■ **Aim of the task**:
Repeat the full listing, word for word.
--*--
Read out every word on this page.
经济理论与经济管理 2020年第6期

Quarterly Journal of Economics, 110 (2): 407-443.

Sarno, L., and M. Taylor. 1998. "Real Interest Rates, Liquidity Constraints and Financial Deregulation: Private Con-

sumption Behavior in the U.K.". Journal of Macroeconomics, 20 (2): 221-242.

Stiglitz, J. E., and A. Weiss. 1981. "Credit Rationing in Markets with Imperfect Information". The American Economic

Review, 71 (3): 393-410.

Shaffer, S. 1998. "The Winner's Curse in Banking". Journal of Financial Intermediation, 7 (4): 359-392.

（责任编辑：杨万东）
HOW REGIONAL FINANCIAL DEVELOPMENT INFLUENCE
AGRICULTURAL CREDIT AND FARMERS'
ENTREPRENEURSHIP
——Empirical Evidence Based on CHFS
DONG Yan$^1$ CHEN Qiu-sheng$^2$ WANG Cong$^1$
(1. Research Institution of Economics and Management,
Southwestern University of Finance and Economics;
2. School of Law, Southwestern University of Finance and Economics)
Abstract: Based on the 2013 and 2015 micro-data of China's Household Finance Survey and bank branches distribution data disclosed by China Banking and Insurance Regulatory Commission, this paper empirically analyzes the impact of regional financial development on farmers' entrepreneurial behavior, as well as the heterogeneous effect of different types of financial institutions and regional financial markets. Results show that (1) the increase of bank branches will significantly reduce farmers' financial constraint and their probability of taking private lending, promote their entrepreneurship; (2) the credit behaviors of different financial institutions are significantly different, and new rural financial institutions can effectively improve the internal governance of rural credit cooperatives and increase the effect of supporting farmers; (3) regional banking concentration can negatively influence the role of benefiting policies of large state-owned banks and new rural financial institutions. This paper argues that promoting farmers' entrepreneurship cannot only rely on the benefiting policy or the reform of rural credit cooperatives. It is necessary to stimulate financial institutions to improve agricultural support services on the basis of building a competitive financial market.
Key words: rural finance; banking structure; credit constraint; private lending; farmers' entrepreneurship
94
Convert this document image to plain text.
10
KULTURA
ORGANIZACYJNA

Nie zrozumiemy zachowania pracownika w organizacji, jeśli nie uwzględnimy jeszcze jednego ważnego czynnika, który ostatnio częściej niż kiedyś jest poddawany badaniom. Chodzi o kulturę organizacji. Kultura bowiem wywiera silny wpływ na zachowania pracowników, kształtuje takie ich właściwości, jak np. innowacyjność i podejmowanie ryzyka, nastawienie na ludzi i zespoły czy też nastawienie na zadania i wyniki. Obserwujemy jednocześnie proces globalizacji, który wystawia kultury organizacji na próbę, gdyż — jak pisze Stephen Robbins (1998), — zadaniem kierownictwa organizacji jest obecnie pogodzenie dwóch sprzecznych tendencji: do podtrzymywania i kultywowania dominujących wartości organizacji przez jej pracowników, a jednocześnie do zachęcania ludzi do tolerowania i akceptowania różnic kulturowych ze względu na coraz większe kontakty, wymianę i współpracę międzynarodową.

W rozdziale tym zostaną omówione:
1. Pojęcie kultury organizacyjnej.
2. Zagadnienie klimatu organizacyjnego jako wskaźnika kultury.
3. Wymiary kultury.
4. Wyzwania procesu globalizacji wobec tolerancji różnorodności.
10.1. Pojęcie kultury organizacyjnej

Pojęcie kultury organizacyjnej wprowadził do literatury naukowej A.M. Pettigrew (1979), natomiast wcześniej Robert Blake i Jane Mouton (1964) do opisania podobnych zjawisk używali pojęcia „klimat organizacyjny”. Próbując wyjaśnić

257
--*--
■ **Correct answer**:
Read out every word on this page.
经济理论与经济管理 2020年第6期

Quarterly Journal of Economics, 110 (2): 407-443.

Sarno, L., and M. Taylor. 1998. "Real Interest Rates, Liquidity Constraints and Financial Deregulation: Private Con-

sumption Behavior in the U.K.". Journal of Macroeconomics, 20 (2): 221-242.

Stiglitz, J. E., and A. Weiss. 1981. "Credit Rationing in Markets with Imperfect Information". The American Economic

Review, 71 (3): 393-410.

Shaffer, S. 1998. "The Winner's Curse in Banking". Journal of Financial Intermediation, 7 (4): 359-392.

（责任编辑：杨万东）
HOW REGIONAL FINANCIAL DEVELOPMENT INFLUENCE
AGRICULTURAL CREDIT AND FARMERS'
ENTREPRENEURSHIP
——Empirical Evidence Based on CHFS
DONG Yan$^1$ CHEN Qiu-sheng$^2$ WANG Cong$^1$
(1. Research Institution of Economics and Management,
Southwestern University of Finance and Economics;
2. School of Law, Southwestern University of Finance and Economics)
Abstract: Based on the 2013 and 2015 micro-data of China's Household Finance Survey and bank branches distribution data disclosed by China Banking and Insurance Regulatory Commission, this paper empirically analyzes the impact of regional financial development on farmers' entrepreneurial behavior, as well as the heterogeneous effect of different types of financial institutions and regional financial markets. Results show that (1) the increase of bank branches will significantly reduce farmers' financial constraint and their probability of taking private lending, promote their entrepreneurship; (2) the credit behaviors of different financial institutions are significantly different, and new rural financial institutions can effectively improve the internal governance of rural credit cooperatives and increase the effect of supporting farmers; (3) regional banking concentration can negatively influence the role of benefiting policies of large state-owned banks and new rural financial institutions. This paper argues that promoting farmers' entrepreneurship cannot only rely on the benefiting policy or the reform of rural credit cooperatives. It is necessary to stimulate financial institutions to improve agricultural support services on the basis of building a competitive financial market.
Key words: rural finance; banking structure; credit constraint; private lending; farmers' entrepreneurship
94
Convert this document image to plain text.
10
KULTURA
ORGANIZACYJNA

Nie zrozumiemy zachowania pracownika w organizacji, jeśli nie uwzględnimy jeszcze jednego ważnego czynnika, który ostatnio częściej niż kiedyś jest poddawany badaniom. Chodzi o kulturę organizacji. Kultura bowiem wywiera silny wpływ na zachowania pracowników, kształtuje takie ich właściwości, jak np. innowacyjność i podejmowanie ryzyka, nastawienie na ludzi i zespoły czy też nastawienie na zadania i wyniki. Obserwujemy jednocześnie proces globalizacji, który wystawia kultury organizacji na próbę, gdyż — jak pisze Stephen Robbins (1998), — zadaniem kierownictwa organizacji jest obecnie pogodzenie dwóch sprzecznych tendencji: do podtrzymywania i kultywowania dominujących wartości organizacji przez jej pracowników, a jednocześnie do zachęcania ludzi do tolerowania i akceptowania różnic kulturowych ze względu na coraz większe kontakty, wymianę i współpracę międzynarodową.

W rozdziale tym zostaną omówione:
1. Pojęcie kultury organizacyjnej.
2. Zagadnienie klimatu organizacyjnego jako wskaźnika kultury.
3. Wymiary kultury.
4. Wyzwania procesu globalizacji wobec tolerancji różnorodności.
10.1. Pojęcie kultury organizacyjnej

Pojęcie kultury organizacyjnej wprowadził do literatury naukowej A.M. Pettigrew (1979), natomiast wcześniej Robert Blake i Jane Mouton (1964) do opisania podobnych zjawisk używali pojęcia „klimat organizacyjny”. Próbując wyjaśnić

257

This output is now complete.